**INFORMATION PROVIDED:**
—————

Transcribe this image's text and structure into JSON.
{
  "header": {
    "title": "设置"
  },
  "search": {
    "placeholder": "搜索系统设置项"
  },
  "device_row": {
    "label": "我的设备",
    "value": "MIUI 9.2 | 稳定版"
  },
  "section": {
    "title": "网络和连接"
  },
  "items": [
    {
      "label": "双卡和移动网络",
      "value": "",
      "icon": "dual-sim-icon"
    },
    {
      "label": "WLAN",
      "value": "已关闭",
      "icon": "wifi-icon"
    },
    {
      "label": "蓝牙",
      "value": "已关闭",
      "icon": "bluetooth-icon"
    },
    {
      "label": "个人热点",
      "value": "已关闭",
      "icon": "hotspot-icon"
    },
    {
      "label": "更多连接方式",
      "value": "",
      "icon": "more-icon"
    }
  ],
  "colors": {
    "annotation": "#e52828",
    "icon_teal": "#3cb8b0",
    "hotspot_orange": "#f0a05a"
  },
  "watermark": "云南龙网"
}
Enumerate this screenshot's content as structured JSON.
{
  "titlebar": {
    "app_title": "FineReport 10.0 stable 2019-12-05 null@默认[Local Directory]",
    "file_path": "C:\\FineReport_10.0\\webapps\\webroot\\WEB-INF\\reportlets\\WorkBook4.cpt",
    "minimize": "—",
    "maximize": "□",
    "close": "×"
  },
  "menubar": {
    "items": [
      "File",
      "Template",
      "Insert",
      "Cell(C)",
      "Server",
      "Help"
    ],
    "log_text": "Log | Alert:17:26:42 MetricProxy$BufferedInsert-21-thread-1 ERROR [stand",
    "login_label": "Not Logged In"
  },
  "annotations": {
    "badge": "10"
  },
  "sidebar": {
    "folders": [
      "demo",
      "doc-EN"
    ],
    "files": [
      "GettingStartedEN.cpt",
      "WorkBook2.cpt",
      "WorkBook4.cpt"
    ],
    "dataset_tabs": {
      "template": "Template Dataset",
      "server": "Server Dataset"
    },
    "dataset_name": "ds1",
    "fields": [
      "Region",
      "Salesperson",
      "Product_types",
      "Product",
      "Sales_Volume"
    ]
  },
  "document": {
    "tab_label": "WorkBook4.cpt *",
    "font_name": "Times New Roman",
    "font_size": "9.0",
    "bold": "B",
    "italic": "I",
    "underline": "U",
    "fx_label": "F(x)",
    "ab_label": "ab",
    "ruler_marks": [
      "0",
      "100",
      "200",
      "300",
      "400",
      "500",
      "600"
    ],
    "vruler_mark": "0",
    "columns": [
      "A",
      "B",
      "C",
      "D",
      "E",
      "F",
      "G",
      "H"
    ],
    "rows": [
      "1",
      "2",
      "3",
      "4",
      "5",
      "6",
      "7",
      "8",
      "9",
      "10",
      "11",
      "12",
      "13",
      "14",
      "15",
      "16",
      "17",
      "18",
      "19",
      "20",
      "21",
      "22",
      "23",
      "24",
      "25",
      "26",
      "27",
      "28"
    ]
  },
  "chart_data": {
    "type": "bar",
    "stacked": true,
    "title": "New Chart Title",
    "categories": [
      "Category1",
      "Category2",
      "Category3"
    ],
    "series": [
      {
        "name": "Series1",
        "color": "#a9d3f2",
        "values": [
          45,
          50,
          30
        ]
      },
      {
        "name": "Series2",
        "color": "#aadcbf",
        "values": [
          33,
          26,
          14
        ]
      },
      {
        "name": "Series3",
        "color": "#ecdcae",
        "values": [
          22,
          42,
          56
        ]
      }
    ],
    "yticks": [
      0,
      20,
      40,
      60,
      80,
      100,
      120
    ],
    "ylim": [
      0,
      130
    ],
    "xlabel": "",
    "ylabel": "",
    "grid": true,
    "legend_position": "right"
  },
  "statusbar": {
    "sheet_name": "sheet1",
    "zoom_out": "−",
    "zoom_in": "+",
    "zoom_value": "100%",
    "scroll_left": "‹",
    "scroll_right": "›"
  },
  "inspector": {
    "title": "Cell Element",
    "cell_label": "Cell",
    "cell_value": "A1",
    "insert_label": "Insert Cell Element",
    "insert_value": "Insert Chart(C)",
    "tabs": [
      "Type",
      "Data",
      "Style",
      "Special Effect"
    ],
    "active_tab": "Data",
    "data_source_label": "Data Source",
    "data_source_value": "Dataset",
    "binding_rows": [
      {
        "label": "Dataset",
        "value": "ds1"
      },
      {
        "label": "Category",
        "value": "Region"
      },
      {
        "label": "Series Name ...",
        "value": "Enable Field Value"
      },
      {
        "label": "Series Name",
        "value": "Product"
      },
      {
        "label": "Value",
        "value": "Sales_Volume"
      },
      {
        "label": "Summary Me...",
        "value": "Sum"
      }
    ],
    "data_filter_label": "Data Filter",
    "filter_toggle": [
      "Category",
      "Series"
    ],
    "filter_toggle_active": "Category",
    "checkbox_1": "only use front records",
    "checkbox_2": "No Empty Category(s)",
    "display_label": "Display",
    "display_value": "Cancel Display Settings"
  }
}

—————

**TO BE DONE:** Each line of the listing should be copied exactly.

**TASK RESPONSE:**
Transcribe this image's text and structure into JSON.
{
  "header": {
    "title": "设置"
  },
  "search": {
    "placeholder": "搜索系统设置项"
  },
  "device_row": {
    "label": "我的设备",
    "value": "MIUI 9.2 | 稳定版"
  },
  "section": {
    "title": "网络和连接"
  },
  "items": [
    {
      "label": "双卡和移动网络",
      "value": "",
      "icon": "dual-sim-icon"
    },
    {
      "label": "WLAN",
      "value": "已关闭",
      "icon": "wifi-icon"
    },
    {
      "label": "蓝牙",
      "value": "已关闭",
      "icon": "bluetooth-icon"
    },
    {
      "label": "个人热点",
      "value": "已关闭",
      "icon": "hotspot-icon"
    },
    {
      "label": "更多连接方式",
      "value": "",
      "icon": "more-icon"
    }
  ],
  "colors": {
    "annotation": "#e52828",
    "icon_teal": "#3cb8b0",
    "hotspot_orange": "#f0a05a"
  },
  "watermark": "云南龙网"
}
Enumerate this screenshot's content as structured JSON.
{
  "titlebar": {
    "app_title": "FineReport 10.0 stable 2019-12-05 null@默认[Local Directory]",
    "file_path": "C:\\FineReport_10.0\\webapps\\webroot\\WEB-INF\\reportlets\\WorkBook4.cpt",
    "minimize": "—",
    "maximize": "□",
    "close": "×"
  },
  "menubar": {
    "items": [
      "File",
      "Template",
      "Insert",
      "Cell(C)",
      "Server",
      "Help"
    ],
    "log_text": "Log | Alert:17:26:42 MetricProxy$BufferedInsert-21-thread-1 ERROR [stand",
    "login_label": "Not Logged In"
  },
  "annotations": {
    "badge": "10"
  },
  "sidebar": {
    "folders": [
      "demo",
      "doc-EN"
    ],
    "files": [
      "GettingStartedEN.cpt",
      "WorkBook2.cpt",
      "WorkBook4.cpt"
    ],
    "dataset_tabs": {
      "template": "Template Dataset",
      "server": "Server Dataset"
    },
    "dataset_name": "ds1",
    "fields": [
      "Region",
      "Salesperson",
      "Product_types",
      "Product",
      "Sales_Volume"
    ]
  },
  "document": {
    "tab_label": "WorkBook4.cpt *",
    "font_name": "Times New Roman",
    "font_size": "9.0",
    "bold": "B",
    "italic": "I",
    "underline": "U",
    "fx_label": "F(x)",
    "ab_label": "ab",
    "ruler_marks": [
      "0",
      "100",
      "200",
      "300",
      "400",
      "500",
      "600"
    ],
    "vruler_mark": "0",
    "columns": [
      "A",
      "B",
      "C",
      "D",
      "E",
      "F",
      "G",
      "H"
    ],
    "rows": [
      "1",
      "2",
      "3",
      "4",
      "5",
      "6",
      "7",
      "8",
      "9",
      "10",
      "11",
      "12",
      "13",
      "14",
      "15",
      "16",
      "17",
      "18",
      "19",
      "20",
      "21",
      "22",
      "23",
      "24",
      "25",
      "26",
      "27",
      "28"
    ]
  },
  "chart_data": {
    "type": "bar",
    "stacked": true,
    "title": "New Chart Title",
    "categories": [
      "Category1",
      "Category2",
      "Category3"
    ],
    "series": [
      {
        "name": "Series1",
        "color": "#a9d3f2",
        "values": [
          45,
          50,
          30
        ]
      },
      {
        "name": "Series2",
        "color": "#aadcbf",
        "values": [
          33,
          26,
          14
        ]
      },
      {
        "name": "Series3",
        "color": "#ecdcae",
        "values": [
          22,
          42,
          56
        ]
      }
    ],
    "yticks": [
      0,
      20,
      40,
      60,
      80,
      100,
      120
    ],
    "ylim": [
      0,
      130
    ],
    "xlabel": "",
    "ylabel": "",
    "grid": true,
    "legend_position": "right"
  },
  "statusbar": {
    "sheet_name": "sheet1",
    "zoom_out": "−",
    "zoom_in": "+",
    "zoom_value": "100%",
    "scroll_left": "‹",
    "scroll_right": "›"
  },
  "inspector": {
    "title": "Cell Element",
    "cell_label": "Cell",
    "cell_value": "A1",
    "insert_label": "Insert Cell Element",
    "insert_value": "Insert Chart(C)",
    "tabs": [
      "Type",
      "Data",
      "Style",
      "Special Effect"
    ],
    "active_tab": "Data",
    "data_source_label": "Data Source",
    "data_source_value": "Dataset",
    "binding_rows": [
      {
        "label": "Dataset",
        "value": "ds1"
      },
      {
        "label": "Category",
        "value": "Region"
      },
      {
        "label": "Series Name ...",
        "value": "Enable Field Value"
      },
      {
        "label": "Series Name",
        "value": "Product"
      },
      {
        "label": "Value",
        "value": "Sales_Volume"
      },
      {
        "label": "Summary Me...",
        "value": "Sum"
      }
    ],
    "data_filter_label": "Data Filter",
    "filter_toggle": [
      "Category",
      "Series"
    ],
    "filter_toggle_active": "Category",
    "checkbox_1": "only use front records",
    "checkbox_2": "No Empty Category(s)",
    "display_label": "Display",
    "display_value": "Cancel Display Settings"
  }
}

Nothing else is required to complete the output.